= EXERCISE GOAL =
How many lines of the material below contain the string "기독교인"? Answer with the number and nothing else.

= THE RECORDS =
______________________________
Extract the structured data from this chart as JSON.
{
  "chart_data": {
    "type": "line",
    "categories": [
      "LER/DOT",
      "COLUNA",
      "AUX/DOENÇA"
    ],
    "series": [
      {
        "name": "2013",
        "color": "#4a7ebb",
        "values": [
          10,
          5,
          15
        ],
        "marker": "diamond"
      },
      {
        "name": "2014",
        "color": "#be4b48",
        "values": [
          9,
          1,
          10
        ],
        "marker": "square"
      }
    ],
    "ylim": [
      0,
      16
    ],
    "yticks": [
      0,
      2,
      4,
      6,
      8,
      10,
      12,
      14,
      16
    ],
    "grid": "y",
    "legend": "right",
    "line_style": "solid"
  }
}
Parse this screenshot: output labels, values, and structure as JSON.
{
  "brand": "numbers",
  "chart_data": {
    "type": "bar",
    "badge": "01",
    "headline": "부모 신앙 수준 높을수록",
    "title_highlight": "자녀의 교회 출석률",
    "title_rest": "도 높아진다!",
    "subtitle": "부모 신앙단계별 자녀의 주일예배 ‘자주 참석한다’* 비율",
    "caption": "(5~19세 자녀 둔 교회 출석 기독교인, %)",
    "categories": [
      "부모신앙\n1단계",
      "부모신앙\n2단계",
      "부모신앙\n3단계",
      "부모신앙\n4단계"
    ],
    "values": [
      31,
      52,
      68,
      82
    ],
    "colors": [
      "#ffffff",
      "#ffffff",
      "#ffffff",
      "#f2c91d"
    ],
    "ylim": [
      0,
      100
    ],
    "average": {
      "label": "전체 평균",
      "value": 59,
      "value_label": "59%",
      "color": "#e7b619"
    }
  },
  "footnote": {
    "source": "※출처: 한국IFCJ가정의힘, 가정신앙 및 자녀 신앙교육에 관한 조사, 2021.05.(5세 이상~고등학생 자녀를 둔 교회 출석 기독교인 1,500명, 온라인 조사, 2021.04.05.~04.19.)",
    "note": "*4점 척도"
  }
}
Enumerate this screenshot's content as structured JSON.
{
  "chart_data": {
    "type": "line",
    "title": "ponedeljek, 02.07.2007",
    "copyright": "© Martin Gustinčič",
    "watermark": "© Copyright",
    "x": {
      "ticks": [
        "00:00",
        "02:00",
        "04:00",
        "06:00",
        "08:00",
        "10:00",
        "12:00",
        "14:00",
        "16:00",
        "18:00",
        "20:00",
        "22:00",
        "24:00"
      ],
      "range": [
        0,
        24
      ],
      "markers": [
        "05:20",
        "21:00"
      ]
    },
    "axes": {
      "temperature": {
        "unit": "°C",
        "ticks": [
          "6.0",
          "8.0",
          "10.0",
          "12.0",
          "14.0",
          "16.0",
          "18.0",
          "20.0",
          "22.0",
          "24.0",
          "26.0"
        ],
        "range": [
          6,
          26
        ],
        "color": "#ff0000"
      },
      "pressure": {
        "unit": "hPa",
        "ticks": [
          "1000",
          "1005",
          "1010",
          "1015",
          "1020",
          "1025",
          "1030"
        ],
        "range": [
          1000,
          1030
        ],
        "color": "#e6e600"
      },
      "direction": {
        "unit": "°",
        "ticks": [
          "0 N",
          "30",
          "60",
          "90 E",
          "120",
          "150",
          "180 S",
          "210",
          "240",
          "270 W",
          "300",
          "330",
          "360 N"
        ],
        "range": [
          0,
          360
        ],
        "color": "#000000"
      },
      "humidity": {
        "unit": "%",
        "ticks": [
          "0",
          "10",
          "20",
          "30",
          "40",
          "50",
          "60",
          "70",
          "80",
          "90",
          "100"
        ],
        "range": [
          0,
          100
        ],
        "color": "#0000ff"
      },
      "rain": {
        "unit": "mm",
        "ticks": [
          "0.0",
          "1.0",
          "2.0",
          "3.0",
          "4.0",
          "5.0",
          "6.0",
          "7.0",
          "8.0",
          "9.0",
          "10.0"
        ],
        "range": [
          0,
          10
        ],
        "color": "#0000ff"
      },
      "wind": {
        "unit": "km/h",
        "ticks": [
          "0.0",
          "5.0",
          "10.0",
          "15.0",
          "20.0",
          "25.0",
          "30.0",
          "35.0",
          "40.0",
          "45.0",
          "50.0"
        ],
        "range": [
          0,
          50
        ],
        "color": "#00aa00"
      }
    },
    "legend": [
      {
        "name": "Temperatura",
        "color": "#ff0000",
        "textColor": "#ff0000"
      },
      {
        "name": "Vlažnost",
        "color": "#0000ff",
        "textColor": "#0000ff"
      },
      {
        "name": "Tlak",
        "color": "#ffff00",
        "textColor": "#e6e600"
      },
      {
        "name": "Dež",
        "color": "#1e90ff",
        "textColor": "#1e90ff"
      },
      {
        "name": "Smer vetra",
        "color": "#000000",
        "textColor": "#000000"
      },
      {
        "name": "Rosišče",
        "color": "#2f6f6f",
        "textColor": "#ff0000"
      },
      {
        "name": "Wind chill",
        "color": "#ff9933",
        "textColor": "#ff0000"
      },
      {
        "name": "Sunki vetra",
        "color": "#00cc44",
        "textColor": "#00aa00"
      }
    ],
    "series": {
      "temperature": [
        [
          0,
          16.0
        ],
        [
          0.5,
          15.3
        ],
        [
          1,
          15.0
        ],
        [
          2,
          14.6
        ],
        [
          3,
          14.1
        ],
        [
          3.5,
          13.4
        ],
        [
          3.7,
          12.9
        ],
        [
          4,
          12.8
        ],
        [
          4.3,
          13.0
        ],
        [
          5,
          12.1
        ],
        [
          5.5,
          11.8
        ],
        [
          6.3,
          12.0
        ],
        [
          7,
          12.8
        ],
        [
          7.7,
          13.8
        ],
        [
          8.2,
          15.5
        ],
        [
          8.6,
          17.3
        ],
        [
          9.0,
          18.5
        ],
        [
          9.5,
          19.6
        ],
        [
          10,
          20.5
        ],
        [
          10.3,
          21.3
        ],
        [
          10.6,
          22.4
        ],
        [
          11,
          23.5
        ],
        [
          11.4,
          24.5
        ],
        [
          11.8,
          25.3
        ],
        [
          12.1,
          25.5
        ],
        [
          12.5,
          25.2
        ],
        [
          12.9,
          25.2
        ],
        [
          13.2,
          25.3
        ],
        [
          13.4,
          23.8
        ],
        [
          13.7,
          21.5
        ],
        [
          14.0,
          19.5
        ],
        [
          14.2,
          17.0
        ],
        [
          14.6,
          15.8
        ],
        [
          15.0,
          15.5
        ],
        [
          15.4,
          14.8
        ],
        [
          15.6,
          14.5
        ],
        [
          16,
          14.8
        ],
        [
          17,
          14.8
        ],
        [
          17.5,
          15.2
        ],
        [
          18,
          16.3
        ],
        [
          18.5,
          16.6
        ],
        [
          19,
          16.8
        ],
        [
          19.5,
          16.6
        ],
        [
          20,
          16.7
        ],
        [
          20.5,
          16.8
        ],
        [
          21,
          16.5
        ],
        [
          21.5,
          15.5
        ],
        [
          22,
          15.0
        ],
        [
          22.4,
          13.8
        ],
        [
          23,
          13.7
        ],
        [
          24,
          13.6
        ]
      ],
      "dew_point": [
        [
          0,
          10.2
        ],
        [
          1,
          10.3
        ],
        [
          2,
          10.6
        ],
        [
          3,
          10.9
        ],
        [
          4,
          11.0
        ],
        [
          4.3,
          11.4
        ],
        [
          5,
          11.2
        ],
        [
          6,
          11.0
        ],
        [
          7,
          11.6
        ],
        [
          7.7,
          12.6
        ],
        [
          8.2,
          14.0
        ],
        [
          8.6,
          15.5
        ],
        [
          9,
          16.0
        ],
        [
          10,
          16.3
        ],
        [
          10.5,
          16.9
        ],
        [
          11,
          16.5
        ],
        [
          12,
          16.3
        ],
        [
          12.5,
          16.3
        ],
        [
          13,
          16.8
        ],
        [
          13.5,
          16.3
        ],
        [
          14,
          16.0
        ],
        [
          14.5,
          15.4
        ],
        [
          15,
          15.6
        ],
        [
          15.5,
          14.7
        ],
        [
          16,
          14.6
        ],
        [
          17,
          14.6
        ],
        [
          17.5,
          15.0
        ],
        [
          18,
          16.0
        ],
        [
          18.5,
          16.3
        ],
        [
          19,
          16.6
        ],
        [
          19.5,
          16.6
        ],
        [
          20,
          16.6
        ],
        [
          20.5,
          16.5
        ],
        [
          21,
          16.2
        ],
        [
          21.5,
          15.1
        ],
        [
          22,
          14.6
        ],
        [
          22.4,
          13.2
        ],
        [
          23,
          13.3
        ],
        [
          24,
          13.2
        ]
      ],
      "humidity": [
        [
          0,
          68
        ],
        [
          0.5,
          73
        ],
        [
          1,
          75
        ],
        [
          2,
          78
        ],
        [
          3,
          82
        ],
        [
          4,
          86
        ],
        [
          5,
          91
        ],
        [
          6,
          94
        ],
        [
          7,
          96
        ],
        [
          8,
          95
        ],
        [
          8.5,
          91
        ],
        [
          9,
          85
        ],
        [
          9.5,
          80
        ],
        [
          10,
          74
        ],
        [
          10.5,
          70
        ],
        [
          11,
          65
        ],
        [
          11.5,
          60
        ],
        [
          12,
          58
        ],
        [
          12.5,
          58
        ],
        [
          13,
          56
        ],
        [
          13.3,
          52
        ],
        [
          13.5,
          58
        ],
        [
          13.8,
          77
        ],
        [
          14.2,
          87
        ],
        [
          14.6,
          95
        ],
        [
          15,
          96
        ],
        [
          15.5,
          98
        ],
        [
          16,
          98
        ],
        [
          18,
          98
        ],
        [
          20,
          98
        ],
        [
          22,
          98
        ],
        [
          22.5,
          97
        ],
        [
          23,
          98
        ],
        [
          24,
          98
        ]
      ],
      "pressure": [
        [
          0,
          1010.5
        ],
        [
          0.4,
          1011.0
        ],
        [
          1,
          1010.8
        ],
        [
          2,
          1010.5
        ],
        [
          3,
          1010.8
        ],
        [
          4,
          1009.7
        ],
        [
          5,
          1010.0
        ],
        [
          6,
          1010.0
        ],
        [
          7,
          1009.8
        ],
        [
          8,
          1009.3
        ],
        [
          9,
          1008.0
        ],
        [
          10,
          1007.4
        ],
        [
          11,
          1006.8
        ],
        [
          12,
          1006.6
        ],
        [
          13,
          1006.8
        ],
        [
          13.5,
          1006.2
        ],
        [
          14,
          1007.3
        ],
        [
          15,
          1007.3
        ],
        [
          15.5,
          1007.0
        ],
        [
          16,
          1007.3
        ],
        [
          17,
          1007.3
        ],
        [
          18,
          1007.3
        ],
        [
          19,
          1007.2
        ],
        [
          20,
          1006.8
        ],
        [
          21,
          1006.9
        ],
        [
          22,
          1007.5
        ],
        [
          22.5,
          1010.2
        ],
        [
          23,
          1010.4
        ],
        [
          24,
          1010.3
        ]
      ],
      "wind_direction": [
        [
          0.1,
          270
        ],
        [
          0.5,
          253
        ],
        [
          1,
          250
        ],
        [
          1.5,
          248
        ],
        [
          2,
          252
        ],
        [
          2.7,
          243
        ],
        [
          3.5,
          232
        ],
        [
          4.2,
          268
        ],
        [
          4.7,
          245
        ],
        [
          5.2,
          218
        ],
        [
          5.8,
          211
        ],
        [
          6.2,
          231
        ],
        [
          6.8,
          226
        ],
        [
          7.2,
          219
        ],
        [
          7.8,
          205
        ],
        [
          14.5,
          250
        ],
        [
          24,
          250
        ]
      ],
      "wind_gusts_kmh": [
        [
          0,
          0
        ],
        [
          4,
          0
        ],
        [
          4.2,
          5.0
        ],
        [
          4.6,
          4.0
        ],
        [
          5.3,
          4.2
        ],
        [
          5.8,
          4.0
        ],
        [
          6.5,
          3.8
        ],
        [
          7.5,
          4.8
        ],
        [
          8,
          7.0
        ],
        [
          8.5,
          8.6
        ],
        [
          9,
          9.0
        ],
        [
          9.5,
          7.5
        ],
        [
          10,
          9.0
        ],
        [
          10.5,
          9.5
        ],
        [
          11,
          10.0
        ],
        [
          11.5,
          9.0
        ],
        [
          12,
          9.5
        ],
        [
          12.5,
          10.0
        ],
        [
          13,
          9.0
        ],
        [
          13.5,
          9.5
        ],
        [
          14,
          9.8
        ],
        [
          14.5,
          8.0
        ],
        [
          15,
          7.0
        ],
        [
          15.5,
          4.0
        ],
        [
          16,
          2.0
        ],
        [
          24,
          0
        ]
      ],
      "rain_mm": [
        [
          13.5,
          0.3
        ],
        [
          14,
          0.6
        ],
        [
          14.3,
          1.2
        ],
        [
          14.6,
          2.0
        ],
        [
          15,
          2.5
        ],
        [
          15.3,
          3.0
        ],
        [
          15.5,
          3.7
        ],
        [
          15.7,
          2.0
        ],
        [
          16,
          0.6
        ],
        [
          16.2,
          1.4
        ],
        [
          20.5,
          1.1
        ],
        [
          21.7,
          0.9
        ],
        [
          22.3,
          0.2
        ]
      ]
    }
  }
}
______________________________
= REPLY TO THE TASK =
2